:: Aim of the task ::
Below is a set of records; restate each one word for word.

start Data to use

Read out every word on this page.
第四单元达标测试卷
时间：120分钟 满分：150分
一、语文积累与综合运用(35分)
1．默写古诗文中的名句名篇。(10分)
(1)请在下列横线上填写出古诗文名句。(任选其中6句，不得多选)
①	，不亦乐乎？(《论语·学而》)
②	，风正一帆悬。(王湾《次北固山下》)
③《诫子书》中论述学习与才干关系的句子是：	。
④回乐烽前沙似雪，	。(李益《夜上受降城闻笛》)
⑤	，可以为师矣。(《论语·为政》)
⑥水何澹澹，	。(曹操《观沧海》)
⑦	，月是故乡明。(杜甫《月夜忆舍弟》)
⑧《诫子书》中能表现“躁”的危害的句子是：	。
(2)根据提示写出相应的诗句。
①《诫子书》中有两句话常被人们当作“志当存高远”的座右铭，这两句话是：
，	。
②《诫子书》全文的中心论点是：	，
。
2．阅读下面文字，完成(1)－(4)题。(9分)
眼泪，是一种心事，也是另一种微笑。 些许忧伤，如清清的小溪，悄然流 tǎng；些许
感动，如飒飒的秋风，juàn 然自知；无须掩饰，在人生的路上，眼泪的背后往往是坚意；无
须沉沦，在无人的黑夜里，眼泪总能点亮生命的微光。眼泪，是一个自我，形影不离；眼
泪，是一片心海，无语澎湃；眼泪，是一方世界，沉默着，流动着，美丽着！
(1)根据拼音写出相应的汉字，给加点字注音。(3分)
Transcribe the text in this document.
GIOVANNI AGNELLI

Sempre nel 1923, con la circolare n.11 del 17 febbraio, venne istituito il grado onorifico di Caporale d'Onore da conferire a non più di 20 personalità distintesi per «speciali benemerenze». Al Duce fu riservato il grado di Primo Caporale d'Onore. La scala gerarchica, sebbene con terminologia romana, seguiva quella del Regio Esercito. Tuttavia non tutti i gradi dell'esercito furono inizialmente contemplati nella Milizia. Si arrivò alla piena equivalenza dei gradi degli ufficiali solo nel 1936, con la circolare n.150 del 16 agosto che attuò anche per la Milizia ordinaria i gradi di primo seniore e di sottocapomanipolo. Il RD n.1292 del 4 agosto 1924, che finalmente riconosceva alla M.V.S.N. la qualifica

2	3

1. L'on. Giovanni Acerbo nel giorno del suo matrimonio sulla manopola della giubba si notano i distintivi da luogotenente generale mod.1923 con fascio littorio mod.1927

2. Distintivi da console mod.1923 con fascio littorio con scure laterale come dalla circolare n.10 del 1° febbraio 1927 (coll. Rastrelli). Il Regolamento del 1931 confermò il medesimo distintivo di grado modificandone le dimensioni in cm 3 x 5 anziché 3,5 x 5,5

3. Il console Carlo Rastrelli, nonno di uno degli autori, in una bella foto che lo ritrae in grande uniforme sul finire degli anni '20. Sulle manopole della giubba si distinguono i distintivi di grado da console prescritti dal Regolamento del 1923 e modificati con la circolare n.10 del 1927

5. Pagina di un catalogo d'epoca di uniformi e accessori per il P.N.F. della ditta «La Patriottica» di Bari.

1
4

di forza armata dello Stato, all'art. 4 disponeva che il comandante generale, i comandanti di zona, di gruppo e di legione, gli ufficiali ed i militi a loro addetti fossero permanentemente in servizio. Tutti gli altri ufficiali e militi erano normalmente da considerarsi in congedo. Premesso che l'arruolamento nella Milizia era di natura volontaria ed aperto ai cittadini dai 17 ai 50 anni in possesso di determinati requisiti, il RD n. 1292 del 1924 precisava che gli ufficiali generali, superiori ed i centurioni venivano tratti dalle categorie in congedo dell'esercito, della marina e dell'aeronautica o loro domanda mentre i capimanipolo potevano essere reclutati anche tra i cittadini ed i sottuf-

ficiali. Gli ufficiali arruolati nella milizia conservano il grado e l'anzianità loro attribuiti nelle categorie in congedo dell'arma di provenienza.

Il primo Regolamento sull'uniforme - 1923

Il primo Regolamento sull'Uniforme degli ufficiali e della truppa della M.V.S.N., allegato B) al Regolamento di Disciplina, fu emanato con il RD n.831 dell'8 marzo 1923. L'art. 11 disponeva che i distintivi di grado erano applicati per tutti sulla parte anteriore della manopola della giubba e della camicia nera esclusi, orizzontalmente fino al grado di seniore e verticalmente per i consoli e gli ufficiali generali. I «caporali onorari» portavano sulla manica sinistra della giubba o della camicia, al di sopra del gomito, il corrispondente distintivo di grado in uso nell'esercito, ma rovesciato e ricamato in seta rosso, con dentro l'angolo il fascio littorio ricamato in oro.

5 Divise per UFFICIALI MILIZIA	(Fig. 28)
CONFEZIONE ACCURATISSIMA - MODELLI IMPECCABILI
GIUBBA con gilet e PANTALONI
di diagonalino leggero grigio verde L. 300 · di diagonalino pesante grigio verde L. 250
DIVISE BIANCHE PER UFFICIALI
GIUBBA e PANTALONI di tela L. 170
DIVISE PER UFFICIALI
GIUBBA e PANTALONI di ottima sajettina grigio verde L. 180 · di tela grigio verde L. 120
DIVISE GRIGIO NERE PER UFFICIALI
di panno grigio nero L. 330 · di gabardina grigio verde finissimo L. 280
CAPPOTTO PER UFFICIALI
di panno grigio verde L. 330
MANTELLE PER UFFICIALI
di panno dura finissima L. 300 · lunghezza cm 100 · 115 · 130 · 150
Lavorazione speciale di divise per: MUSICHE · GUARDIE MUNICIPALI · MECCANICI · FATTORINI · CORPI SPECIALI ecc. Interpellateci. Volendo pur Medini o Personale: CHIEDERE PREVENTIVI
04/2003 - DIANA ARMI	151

end Data to use

:: In response ::
Read out every word on this page.
第四单元达标测试卷
时间：120分钟 满分：150分
一、语文积累与综合运用(35分)
1．默写古诗文中的名句名篇。(10分)
(1)请在下列横线上填写出古诗文名句。(任选其中6句，不得多选)
①	，不亦乐乎？(《论语·学而》)
②	，风正一帆悬。(王湾《次北固山下》)
③《诫子书》中论述学习与才干关系的句子是：	。
④回乐烽前沙似雪，	。(李益《夜上受降城闻笛》)
⑤	，可以为师矣。(《论语·为政》)
⑥水何澹澹，	。(曹操《观沧海》)
⑦	，月是故乡明。(杜甫《月夜忆舍弟》)
⑧《诫子书》中能表现“躁”的危害的句子是：	。
(2)根据提示写出相应的诗句。
①《诫子书》中有两句话常被人们当作“志当存高远”的座右铭，这两句话是：
，	。
②《诫子书》全文的中心论点是：	，
。
2．阅读下面文字，完成(1)－(4)题。(9分)
眼泪，是一种心事，也是另一种微笑。 些许忧伤，如清清的小溪，悄然流 tǎng；些许
感动，如飒飒的秋风，juàn 然自知；无须掩饰，在人生的路上，眼泪的背后往往是坚意；无
须沉沦，在无人的黑夜里，眼泪总能点亮生命的微光。眼泪，是一个自我，形影不离；眼
泪，是一片心海，无语澎湃；眼泪，是一方世界，沉默着，流动着，美丽着！
(1)根据拼音写出相应的汉字，给加点字注音。(3分)
Transcribe the text in this document.
GIOVANNI AGNELLI

Sempre nel 1923, con la circolare n.11 del 17 febbraio, venne istituito il grado onorifico di Caporale d'Onore da conferire a non più di 20 personalità distintesi per «speciali benemerenze». Al Duce fu riservato il grado di Primo Caporale d'Onore. La scala gerarchica, sebbene con terminologia romana, seguiva quella del Regio Esercito. Tuttavia non tutti i gradi dell'esercito furono inizialmente contemplati nella Milizia. Si arrivò alla piena equivalenza dei gradi degli ufficiali solo nel 1936, con la circolare n.150 del 16 agosto che attuò anche per la Milizia ordinaria i gradi di primo seniore e di sottocapomanipolo. Il RD n.1292 del 4 agosto 1924, che finalmente riconosceva alla M.V.S.N. la qualifica

2	3

1. L'on. Giovanni Acerbo nel giorno del suo matrimonio sulla manopola della giubba si notano i distintivi da luogotenente generale mod.1923 con fascio littorio mod.1927

2. Distintivi da console mod.1923 con fascio littorio con scure laterale come dalla circolare n.10 del 1° febbraio 1927 (coll. Rastrelli). Il Regolamento del 1931 confermò il medesimo distintivo di grado modificandone le dimensioni in cm 3 x 5 anziché 3,5 x 5,5

3. Il console Carlo Rastrelli, nonno di uno degli autori, in una bella foto che lo ritrae in grande uniforme sul finire degli anni '20. Sulle manopole della giubba si distinguono i distintivi di grado da console prescritti dal Regolamento del 1923 e modificati con la circolare n.10 del 1927

5. Pagina di un catalogo d'epoca di uniformi e accessori per il P.N.F. della ditta «La Patriottica» di Bari.

1
4

di forza armata dello Stato, all'art. 4 disponeva che il comandante generale, i comandanti di zona, di gruppo e di legione, gli ufficiali ed i militi a loro addetti fossero permanentemente in servizio. Tutti gli altri ufficiali e militi erano normalmente da considerarsi in congedo. Premesso che l'arruolamento nella Milizia era di natura volontaria ed aperto ai cittadini dai 17 ai 50 anni in possesso di determinati requisiti, il RD n. 1292 del 1924 precisava che gli ufficiali generali, superiori ed i centurioni venivano tratti dalle categorie in congedo dell'esercito, della marina e dell'aeronautica o loro domanda mentre i capimanipolo potevano essere reclutati anche tra i cittadini ed i sottuf-

ficiali. Gli ufficiali arruolati nella milizia conservano il grado e l'anzianità loro attribuiti nelle categorie in congedo dell'arma di provenienza.

Il primo Regolamento sull'uniforme - 1923

Il primo Regolamento sull'Uniforme degli ufficiali e della truppa della M.V.S.N., allegato B) al Regolamento di Disciplina, fu emanato con il RD n.831 dell'8 marzo 1923. L'art. 11 disponeva che i distintivi di grado erano applicati per tutti sulla parte anteriore della manopola della giubba e della camicia nera esclusi, orizzontalmente fino al grado di seniore e verticalmente per i consoli e gli ufficiali generali. I «caporali onorari» portavano sulla manica sinistra della giubba o della camicia, al di sopra del gomito, il corrispondente distintivo di grado in uso nell'esercito, ma rovesciato e ricamato in seta rosso, con dentro l'angolo il fascio littorio ricamato in oro.

5 Divise per UFFICIALI MILIZIA	(Fig. 28)
CONFEZIONE ACCURATISSIMA - MODELLI IMPECCABILI
GIUBBA con gilet e PANTALONI
di diagonalino leggero grigio verde L. 300 · di diagonalino pesante grigio verde L. 250
DIVISE BIANCHE PER UFFICIALI
GIUBBA e PANTALONI di tela L. 170
DIVISE PER UFFICIALI
GIUBBA e PANTALONI di ottima sajettina grigio verde L. 180 · di tela grigio verde L. 120
DIVISE GRIGIO NERE PER UFFICIALI
di panno grigio nero L. 330 · di gabardina grigio verde finissimo L. 280
CAPPOTTO PER UFFICIALI
di panno grigio verde L. 330
MANTELLE PER UFFICIALI
di panno dura finissima L. 300 · lunghezza cm 100 · 115 · 130 · 150
Lavorazione speciale di divise per: MUSICHE · GUARDIE MUNICIPALI · MECCANICI · FATTORINI · CORPI SPECIALI ecc. Interpellateci. Volendo pur Medini o Personale: CHIEDERE PREVENTIVI
04/2003 - DIANA ARMI	151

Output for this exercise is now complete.